** Set problem **
Copy the data that follows, character for character, minus the pictures.

** Records for the exercise **
--*--

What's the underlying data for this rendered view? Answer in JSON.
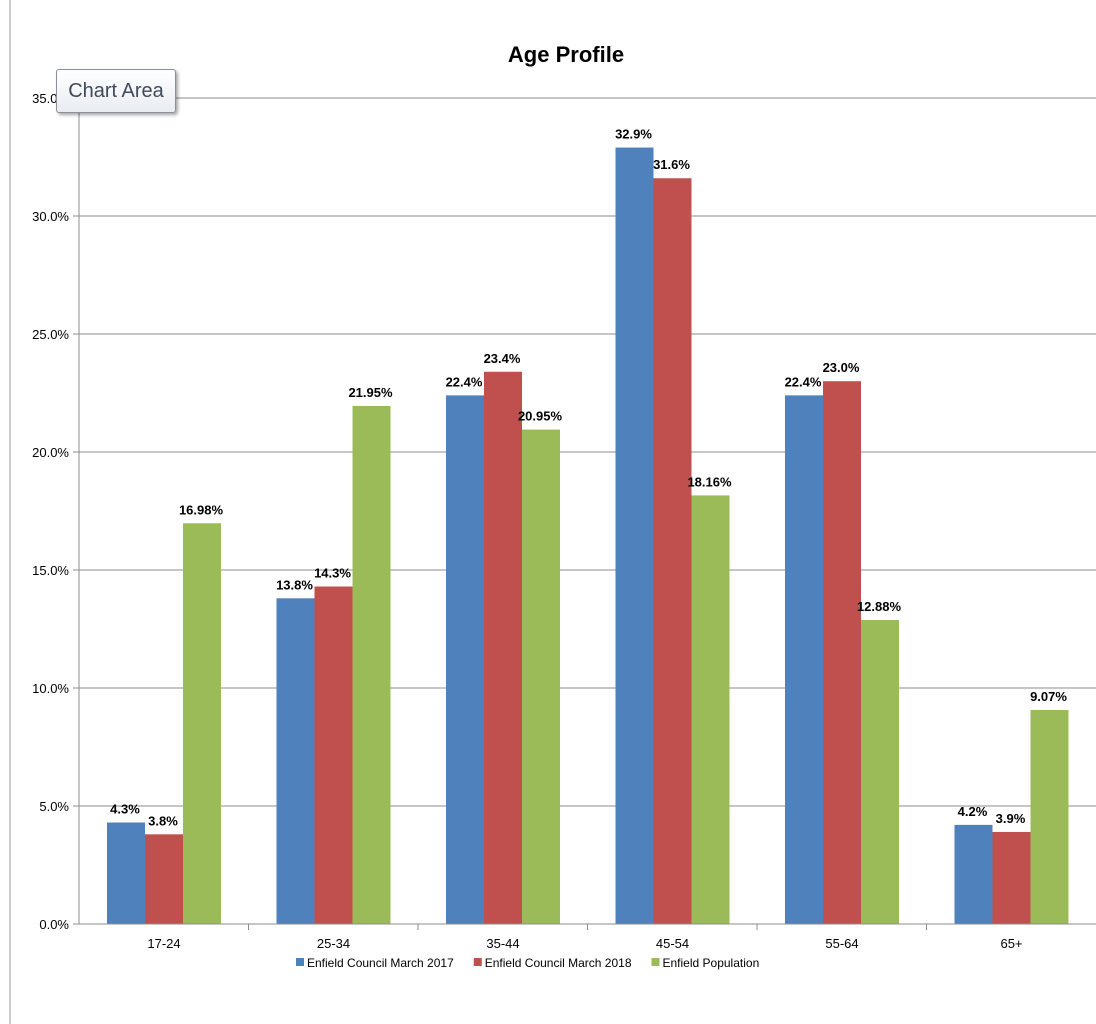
{
  "tooltip": {
    "label": "Chart Area"
  },
  "chart_data": {
    "type": "bar",
    "title": "Age Profile",
    "xlabel": "",
    "ylabel": "",
    "ylim": [
      0,
      35
    ],
    "y_ticks": [
      "0.0%",
      "5.0%",
      "10.0%",
      "15.0%",
      "20.0%",
      "25.0%",
      "30.0%",
      "35.0%"
    ],
    "grid": true,
    "legend_position": "bottom",
    "categories": [
      "17-24",
      "25-34",
      "35-44",
      "45-54",
      "55-64",
      "65+"
    ],
    "series": [
      {
        "name": "Enfield Council March 2017",
        "color": "#4f81bd",
        "values": [
          4.3,
          13.8,
          22.4,
          32.9,
          22.4,
          4.2
        ],
        "labels": [
          "4.3%",
          "13.8%",
          "22.4%",
          "32.9%",
          "22.4%",
          "4.2%"
        ]
      },
      {
        "name": "Enfield Council March 2018",
        "color": "#c0504d",
        "values": [
          3.8,
          14.3,
          23.4,
          31.6,
          23.0,
          3.9
        ],
        "labels": [
          "3.8%",
          "14.3%",
          "23.4%",
          "31.6%",
          "23.0%",
          "3.9%"
        ]
      },
      {
        "name": "Enfield Population",
        "color": "#9bbb59",
        "values": [
          16.98,
          21.95,
          20.95,
          18.16,
          12.88,
          9.07
        ],
        "labels": [
          "16.98%",
          "21.95%",
          "20.95%",
          "18.16%",
          "12.88%",
          "9.07%"
        ]
      }
    ]
  }
}
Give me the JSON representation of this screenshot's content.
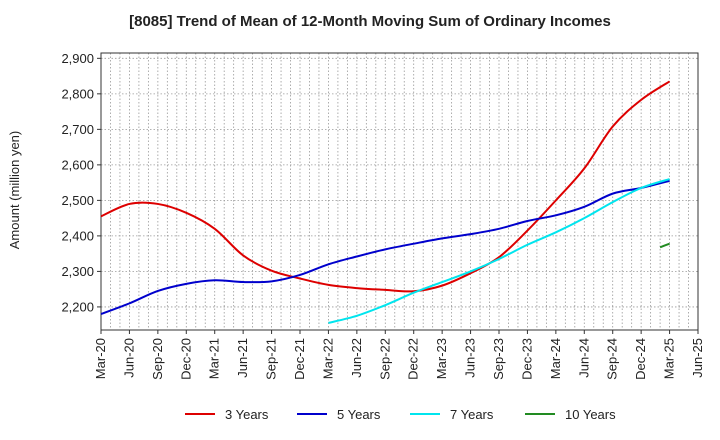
{
  "chart_data": {
    "type": "line",
    "title": "[8085]  Trend of Mean of 12-Month Moving Sum of Ordinary Incomes",
    "xlabel": "",
    "ylabel": "Amount (million yen)",
    "ylim": [
      2135,
      2915
    ],
    "yticks": [
      2200,
      2300,
      2400,
      2500,
      2600,
      2700,
      2800,
      2900
    ],
    "ytick_labels": [
      "2,200",
      "2,300",
      "2,400",
      "2,500",
      "2,600",
      "2,700",
      "2,800",
      "2,900"
    ],
    "x_start": "Mar-20",
    "x_months": 63,
    "xtick_labels": [
      "Mar-20",
      "Jun-20",
      "Sep-20",
      "Dec-20",
      "Mar-21",
      "Jun-21",
      "Sep-21",
      "Dec-21",
      "Mar-22",
      "Jun-22",
      "Sep-22",
      "Dec-22",
      "Mar-23",
      "Jun-23",
      "Sep-23",
      "Dec-23",
      "Mar-24",
      "Jun-24",
      "Sep-24",
      "Dec-24",
      "Mar-25",
      "Jun-25"
    ],
    "grid": true,
    "legend_position": "bottom",
    "series": [
      {
        "name": "3 Years",
        "color": "#dd0000",
        "x": [
          0,
          3,
          6,
          9,
          12,
          15,
          18,
          21,
          24,
          27,
          30,
          33,
          36,
          39,
          42,
          45,
          48,
          51,
          54,
          57,
          60
        ],
        "values": [
          2455,
          2490,
          2490,
          2465,
          2420,
          2345,
          2302,
          2280,
          2262,
          2253,
          2248,
          2244,
          2260,
          2295,
          2340,
          2415,
          2500,
          2590,
          2708,
          2783,
          2835
        ]
      },
      {
        "name": "5 Years",
        "color": "#0000cc",
        "x": [
          0,
          3,
          6,
          9,
          12,
          15,
          18,
          21,
          24,
          27,
          30,
          33,
          36,
          39,
          42,
          45,
          48,
          51,
          54,
          57,
          60
        ],
        "values": [
          2180,
          2210,
          2245,
          2265,
          2275,
          2270,
          2272,
          2290,
          2320,
          2342,
          2362,
          2378,
          2393,
          2405,
          2420,
          2442,
          2458,
          2482,
          2519,
          2535,
          2555
        ]
      },
      {
        "name": "7 Years",
        "color": "#00e5ee",
        "x": [
          24,
          27,
          30,
          33,
          36,
          39,
          42,
          45,
          48,
          51,
          54,
          57,
          60
        ],
        "values": [
          2155,
          2175,
          2205,
          2240,
          2270,
          2300,
          2335,
          2375,
          2410,
          2450,
          2495,
          2535,
          2560
        ]
      },
      {
        "name": "10 Years",
        "color": "#228b22",
        "x": [
          59,
          60
        ],
        "values": [
          2368,
          2378
        ]
      }
    ]
  }
}
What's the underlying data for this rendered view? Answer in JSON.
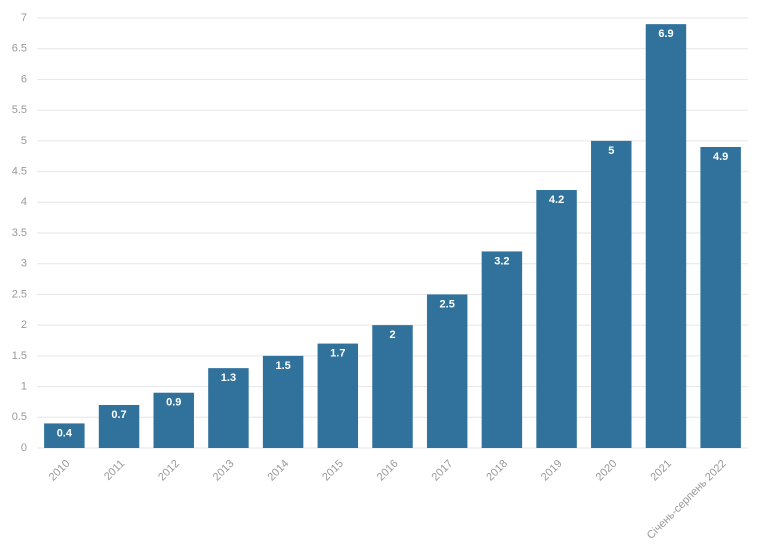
{
  "chart_data": {
    "type": "bar",
    "categories": [
      "2010",
      "2011",
      "2012",
      "2013",
      "2014",
      "2015",
      "2016",
      "2017",
      "2018",
      "2019",
      "2020",
      "2021",
      "Січень-серпень 2022"
    ],
    "values": [
      0.4,
      0.7,
      0.9,
      1.3,
      1.5,
      1.7,
      2,
      2.5,
      3.2,
      4.2,
      5,
      6.9,
      4.9
    ],
    "color": "#30729c",
    "ylim": [
      0,
      7
    ],
    "yticks": [
      0,
      0.5,
      1,
      1.5,
      2,
      2.5,
      3,
      3.5,
      4,
      4.5,
      5,
      5.5,
      6,
      6.5,
      7
    ],
    "grid": true
  }
}
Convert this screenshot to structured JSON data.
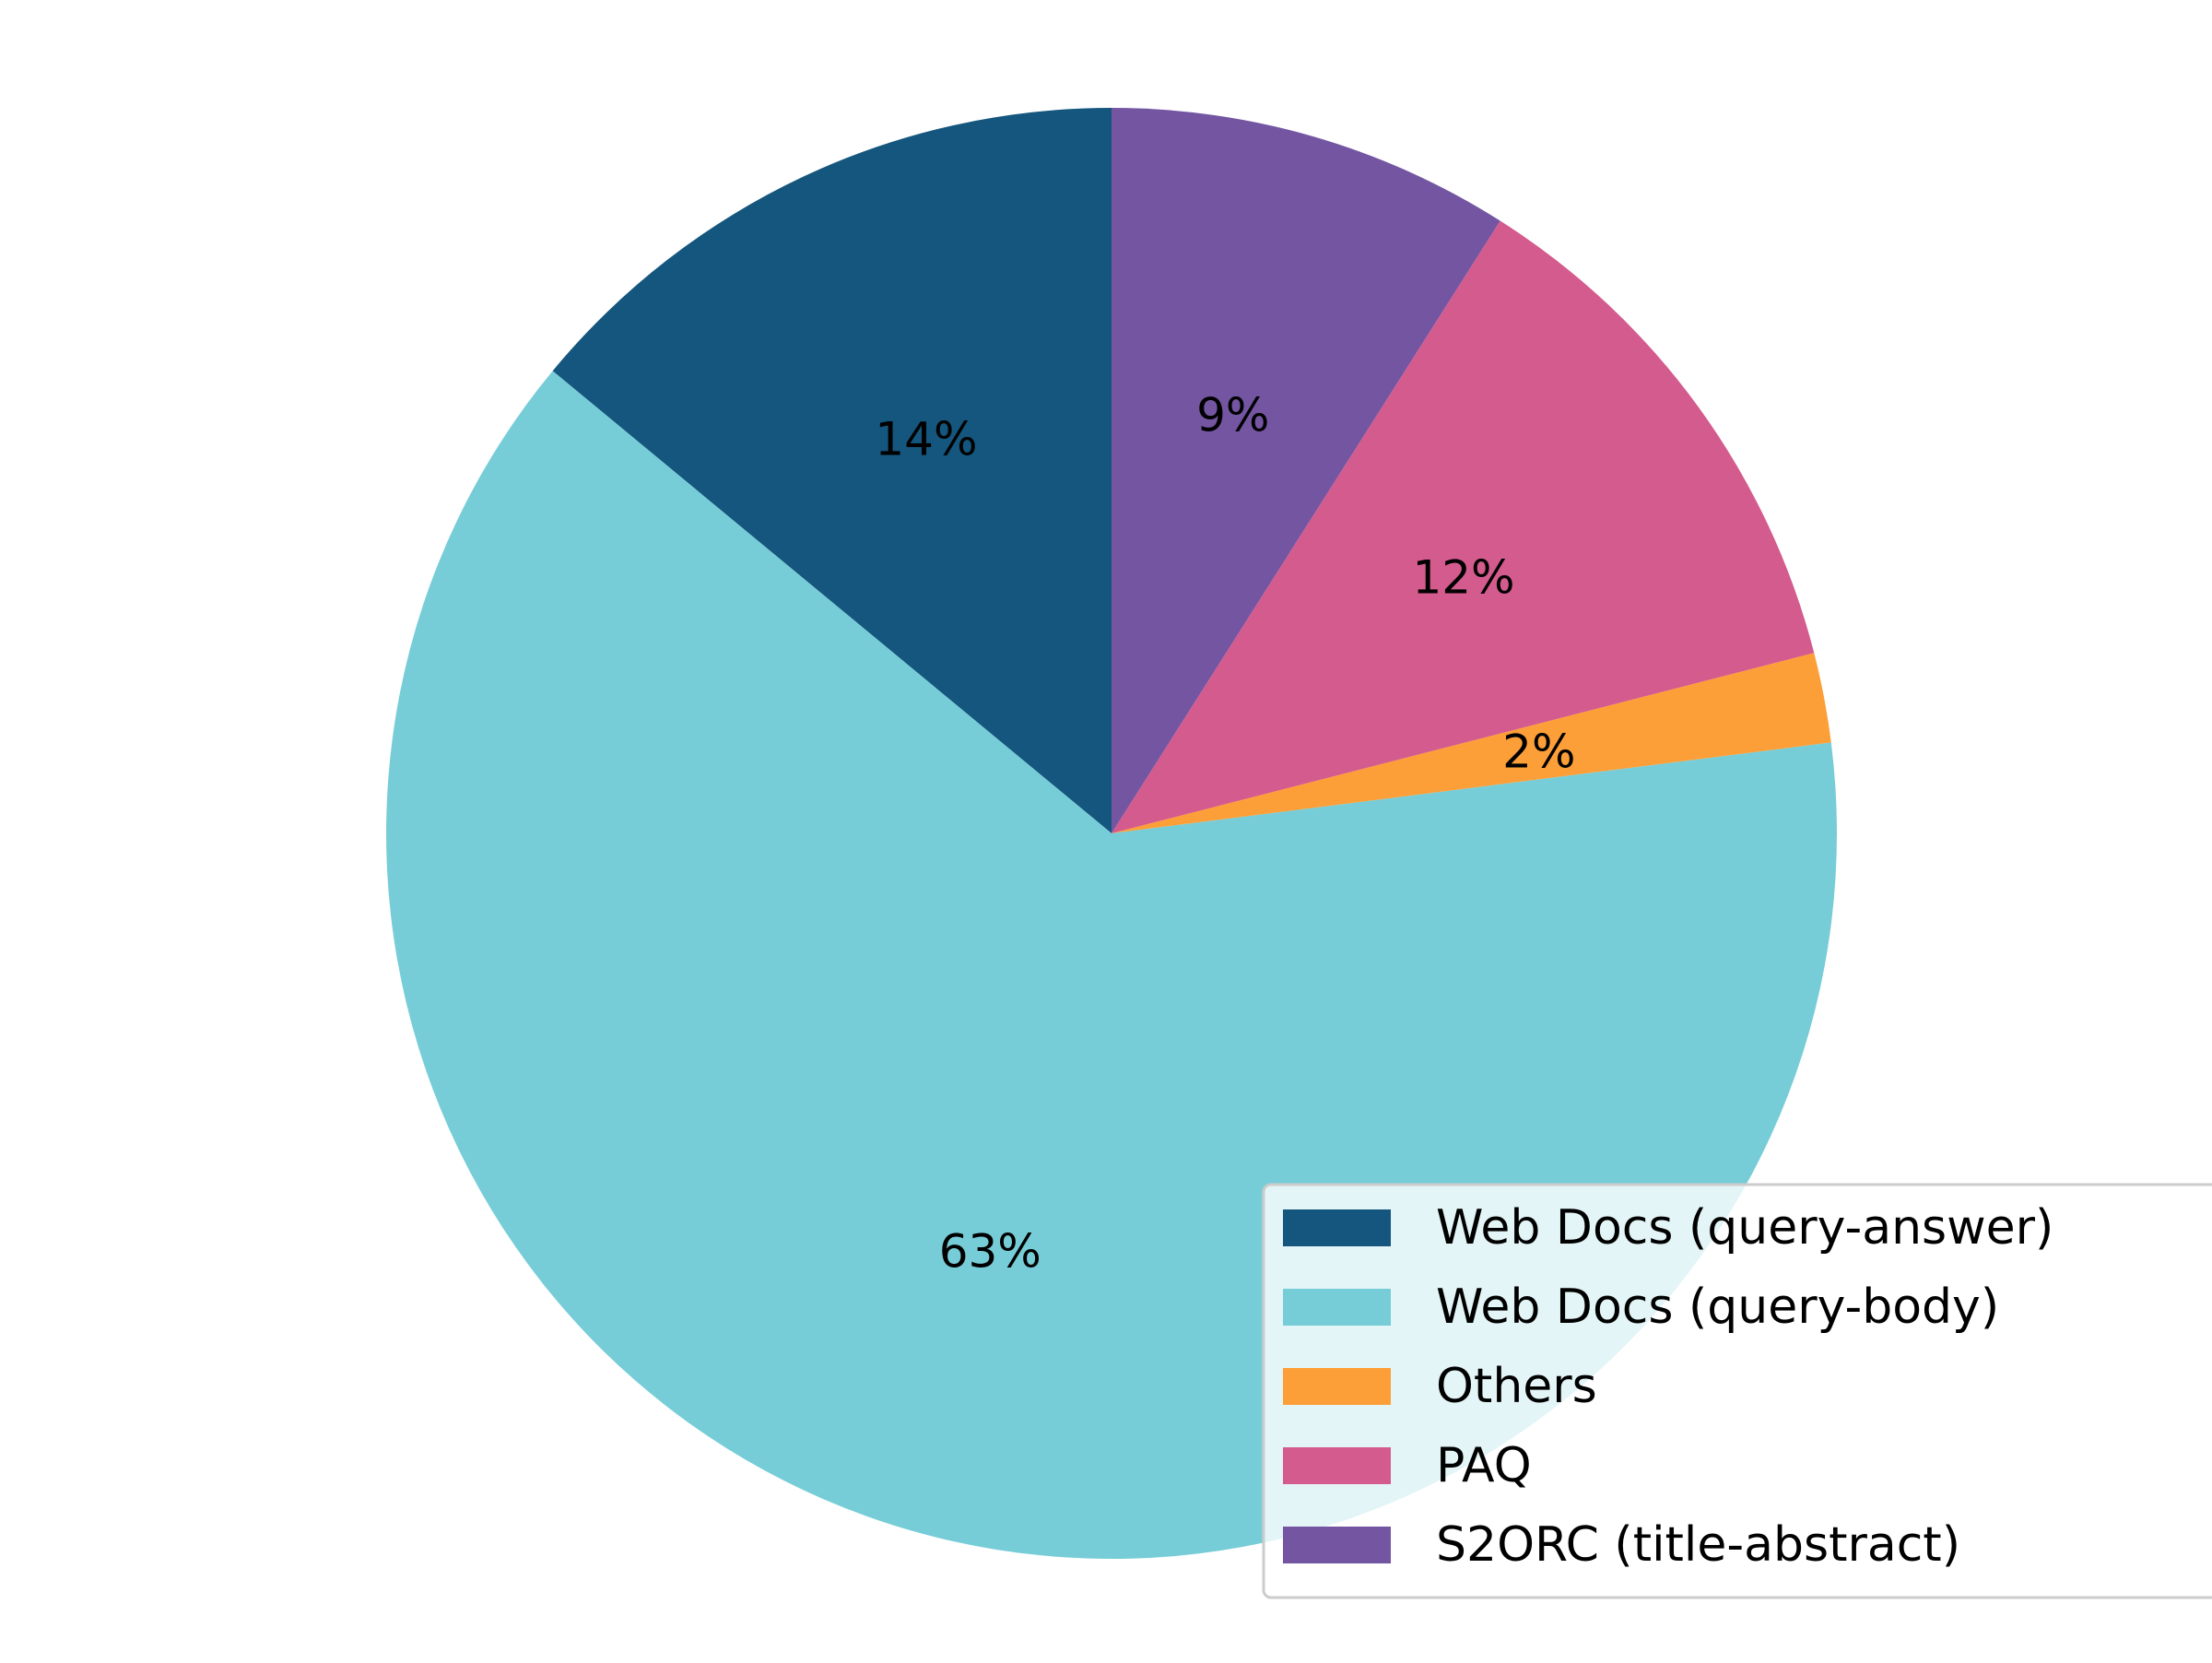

--*--

** Solved problem **
What's the underlying data for this rendered view? Answer in JSON.
{
  "tooltip": {
    "label": "Chart Area"
  },
  "chart_data": {
    "type": "bar",
    "title": "Age Profile",
    "xlabel": "",
    "ylabel": "",
    "ylim": [
      0,
      35
    ],
    "y_ticks": [
      "0.0%",
      "5.0%",
      "10.0%",
      "15.0%",
      "20.0%",
      "25.0%",
      "30.0%",
      "35.0%"
    ],
    "grid": true,
    "legend_position": "bottom",
    "categories": [
      "17-24",
      "25-34",
      "35-44",
      "45-54",
      "55-64",
      "65+"
    ],
    "series": [
      {
        "name": "Enfield Council March 2017",
        "color": "#4f81bd",
        "values": [
          4.3,
          13.8,
          22.4,
          32.9,
          22.4,
          4.2
        ],
        "labels": [
          "4.3%",
          "13.8%",
          "22.4%",
          "32.9%",
          "22.4%",
          "4.2%"
        ]
      },
      {
        "name": "Enfield Council March 2018",
        "color": "#c0504d",
        "values": [
          3.8,
          14.3,
          23.4,
          31.6,
          23.0,
          3.9
        ],
        "labels": [
          "3.8%",
          "14.3%",
          "23.4%",
          "31.6%",
          "23.0%",
          "3.9%"
        ]
      },
      {
        "name": "Enfield Population",
        "color": "#9bbb59",
        "values": [
          16.98,
          21.95,
          20.95,
          18.16,
          12.88,
          9.07
        ],
        "labels": [
          "16.98%",
          "21.95%",
          "20.95%",
          "18.16%",
          "12.88%",
          "9.07%"
        ]
      }
    ]
  }
}
Give me the JSON representation of this screenshot's content.
{
  "chart_data": {
    "type": "line",
    "title": "[8085]  Trend of Mean of 12-Month Moving Sum of Ordinary Incomes",
    "xlabel": "",
    "ylabel": "Amount (million yen)",
    "ylim": [
      2135,
      2915
    ],
    "yticks": [
      2200,
      2300,
      2400,
      2500,
      2600,
      2700,
      2800,
      2900
    ],
    "ytick_labels": [
      "2,200",
      "2,300",
      "2,400",
      "2,500",
      "2,600",
      "2,700",
      "2,800",
      "2,900"
    ],
    "x_start": "Mar-20",
    "x_months": 63,
    "xtick_labels": [
      "Mar-20",
      "Jun-20",
      "Sep-20",
      "Dec-20",
      "Mar-21",
      "Jun-21",
      "Sep-21",
      "Dec-21",
      "Mar-22",
      "Jun-22",
      "Sep-22",
      "Dec-22",
      "Mar-23",
      "Jun-23",
      "Sep-23",
      "Dec-23",
      "Mar-24",
      "Jun-24",
      "Sep-24",
      "Dec-24",
      "Mar-25",
      "Jun-25"
    ],
    "grid": true,
    "legend_position": "bottom",
    "series": [
      {
        "name": "3 Years",
        "color": "#dd0000",
        "x": [
          0,
          3,
          6,
          9,
          12,
          15,
          18,
          21,
          24,
          27,
          30,
          33,
          36,
          39,
          42,
          45,
          48,
          51,
          54,
          57,
          60
        ],
        "values": [
          2455,
          2490,
          2490,
          2465,
          2420,
          2345,
          2302,
          2280,
          2262,
          2253,
          2248,
          2244,
          2260,
          2295,
          2340,
          2415,
          2500,
          2590,
          2708,
          2783,
          2835
        ]
      },
      {
        "name": "5 Years",
        "color": "#0000cc",
        "x": [
          0,
          3,
          6,
          9,
          12,
          15,
          18,
          21,
          24,
          27,
          30,
          33,
          36,
          39,
          42,
          45,
          48,
          51,
          54,
          57,
          60
        ],
        "values": [
          2180,
          2210,
          2245,
          2265,
          2275,
          2270,
          2272,
          2290,
          2320,
          2342,
          2362,
          2378,
          2393,
          2405,
          2420,
          2442,
          2458,
          2482,
          2519,
          2535,
          2555
        ]
      },
      {
        "name": "7 Years",
        "color": "#00e5ee",
        "x": [
          24,
          27,
          30,
          33,
          36,
          39,
          42,
          45,
          48,
          51,
          54,
          57,
          60
        ],
        "values": [
          2155,
          2175,
          2205,
          2240,
          2270,
          2300,
          2335,
          2375,
          2410,
          2450,
          2495,
          2535,
          2560
        ]
      },
      {
        "name": "10 Years",
        "color": "#228b22",
        "x": [
          59,
          60
        ],
        "values": [
          2368,
          2378
        ]
      }
    ]
  }
}
What's the underlying data for this rendered view? Answer in JSON.
{
  "chart_data": {
    "type": "bar",
    "categories": [
      "2010",
      "2011",
      "2012",
      "2013",
      "2014",
      "2015",
      "2016",
      "2017",
      "2018",
      "2019",
      "2020",
      "2021",
      "Січень-серпень 2022"
    ],
    "values": [
      0.4,
      0.7,
      0.9,
      1.3,
      1.5,
      1.7,
      2,
      2.5,
      3.2,
      4.2,
      5,
      6.9,
      4.9
    ],
    "color": "#30729c",
    "ylim": [
      0,
      7
    ],
    "yticks": [
      0,
      0.5,
      1,
      1.5,
      2,
      2.5,
      3,
      3.5,
      4,
      4.5,
      5,
      5.5,
      6,
      6.5,
      7
    ],
    "grid": true
  }
}
Convert this screenshot to structured JSON data.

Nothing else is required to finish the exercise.